▽
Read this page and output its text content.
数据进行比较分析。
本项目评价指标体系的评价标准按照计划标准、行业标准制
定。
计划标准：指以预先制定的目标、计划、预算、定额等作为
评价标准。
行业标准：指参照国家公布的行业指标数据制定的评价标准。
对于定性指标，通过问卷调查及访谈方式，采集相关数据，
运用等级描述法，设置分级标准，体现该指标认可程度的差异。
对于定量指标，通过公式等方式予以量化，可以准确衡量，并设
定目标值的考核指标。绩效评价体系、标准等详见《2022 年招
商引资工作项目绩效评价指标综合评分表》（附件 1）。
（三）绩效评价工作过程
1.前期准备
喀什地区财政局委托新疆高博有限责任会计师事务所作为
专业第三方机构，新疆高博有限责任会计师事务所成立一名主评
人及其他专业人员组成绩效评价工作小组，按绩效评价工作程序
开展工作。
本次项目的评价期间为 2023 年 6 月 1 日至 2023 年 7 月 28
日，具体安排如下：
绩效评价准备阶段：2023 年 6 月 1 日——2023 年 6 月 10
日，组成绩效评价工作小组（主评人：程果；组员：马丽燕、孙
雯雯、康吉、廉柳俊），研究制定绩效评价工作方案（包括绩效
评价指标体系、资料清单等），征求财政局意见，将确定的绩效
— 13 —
△
The exercise: All of the entries need to be reproduced exactly; please write them out.

Solution:
Read this page and output its text content.
数据进行比较分析。
本项目评价指标体系的评价标准按照计划标准、行业标准制
定。
计划标准：指以预先制定的目标、计划、预算、定额等作为
评价标准。
行业标准：指参照国家公布的行业指标数据制定的评价标准。
对于定性指标，通过问卷调查及访谈方式，采集相关数据，
运用等级描述法，设置分级标准，体现该指标认可程度的差异。
对于定量指标，通过公式等方式予以量化，可以准确衡量，并设
定目标值的考核指标。绩效评价体系、标准等详见《2022 年招
商引资工作项目绩效评价指标综合评分表》（附件 1）。
（三）绩效评价工作过程
1.前期准备
喀什地区财政局委托新疆高博有限责任会计师事务所作为
专业第三方机构，新疆高博有限责任会计师事务所成立一名主评
人及其他专业人员组成绩效评价工作小组，按绩效评价工作程序
开展工作。
本次项目的评价期间为 2023 年 6 月 1 日至 2023 年 7 月 28
日，具体安排如下：
绩效评价准备阶段：2023 年 6 月 1 日——2023 年 6 月 10
日，组成绩效评价工作小组（主评人：程果；组员：马丽燕、孙
雯雯、康吉、廉柳俊），研究制定绩效评价工作方案（包括绩效
评价指标体系、资料清单等），征求财政局意见，将确定的绩效
— 13 —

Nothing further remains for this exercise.